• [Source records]

☆ ☆ ☆ ☆ ☆

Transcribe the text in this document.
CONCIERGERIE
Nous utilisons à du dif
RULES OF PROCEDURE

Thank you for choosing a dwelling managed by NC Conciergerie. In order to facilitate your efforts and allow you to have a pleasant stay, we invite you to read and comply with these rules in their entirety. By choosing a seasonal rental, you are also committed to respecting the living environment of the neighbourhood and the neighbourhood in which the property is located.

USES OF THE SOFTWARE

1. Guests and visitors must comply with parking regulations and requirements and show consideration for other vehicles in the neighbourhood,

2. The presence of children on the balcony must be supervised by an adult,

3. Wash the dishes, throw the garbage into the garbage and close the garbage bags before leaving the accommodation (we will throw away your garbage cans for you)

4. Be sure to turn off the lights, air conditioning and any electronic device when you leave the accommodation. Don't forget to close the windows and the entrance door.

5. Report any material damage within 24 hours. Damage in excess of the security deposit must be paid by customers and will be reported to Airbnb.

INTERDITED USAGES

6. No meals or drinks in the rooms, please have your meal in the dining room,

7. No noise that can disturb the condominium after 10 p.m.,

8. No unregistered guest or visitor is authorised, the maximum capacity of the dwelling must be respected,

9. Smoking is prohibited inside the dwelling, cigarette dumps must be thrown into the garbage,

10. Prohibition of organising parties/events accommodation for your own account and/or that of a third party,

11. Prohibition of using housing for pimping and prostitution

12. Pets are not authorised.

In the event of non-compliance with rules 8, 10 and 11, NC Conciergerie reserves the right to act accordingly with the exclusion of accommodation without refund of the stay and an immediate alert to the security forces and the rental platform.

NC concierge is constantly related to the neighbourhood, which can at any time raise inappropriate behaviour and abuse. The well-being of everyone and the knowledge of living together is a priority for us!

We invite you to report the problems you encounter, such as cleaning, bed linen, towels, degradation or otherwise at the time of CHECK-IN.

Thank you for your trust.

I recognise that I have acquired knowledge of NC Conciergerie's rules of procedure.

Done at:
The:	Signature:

☆ ☆ ☆ ☆ ☆

• [GOAL] Repeat the material above in full, exactly as it stands.

• [EXERCISE ANSWER]
Transcribe the text in this document.
CONCIERGERIE
Nous utilisons à du dif
RULES OF PROCEDURE

Thank you for choosing a dwelling managed by NC Conciergerie. In order to facilitate your efforts and allow you to have a pleasant stay, we invite you to read and comply with these rules in their entirety. By choosing a seasonal rental, you are also committed to respecting the living environment of the neighbourhood and the neighbourhood in which the property is located.

USES OF THE SOFTWARE

1. Guests and visitors must comply with parking regulations and requirements and show consideration for other vehicles in the neighbourhood,

2. The presence of children on the balcony must be supervised by an adult,

3. Wash the dishes, throw the garbage into the garbage and close the garbage bags before leaving the accommodation (we will throw away your garbage cans for you)

4. Be sure to turn off the lights, air conditioning and any electronic device when you leave the accommodation. Don't forget to close the windows and the entrance door.

5. Report any material damage within 24 hours. Damage in excess of the security deposit must be paid by customers and will be reported to Airbnb.

INTERDITED USAGES

6. No meals or drinks in the rooms, please have your meal in the dining room,

7. No noise that can disturb the condominium after 10 p.m.,

8. No unregistered guest or visitor is authorised, the maximum capacity of the dwelling must be respected,

9. Smoking is prohibited inside the dwelling, cigarette dumps must be thrown into the garbage,

10. Prohibition of organising parties/events accommodation for your own account and/or that of a third party,

11. Prohibition of using housing for pimping and prostitution

12. Pets are not authorised.

In the event of non-compliance with rules 8, 10 and 11, NC Conciergerie reserves the right to act accordingly with the exclusion of accommodation without refund of the stay and an immediate alert to the security forces and the rental platform.

NC concierge is constantly related to the neighbourhood, which can at any time raise inappropriate behaviour and abuse. The well-being of everyone and the knowledge of living together is a priority for us!

We invite you to report the problems you encounter, such as cleaning, bed linen, towels, degradation or otherwise at the time of CHECK-IN.

Thank you for your trust.

I recognise that I have acquired knowledge of NC Conciergerie's rules of procedure.

Done at:
The:	Signature:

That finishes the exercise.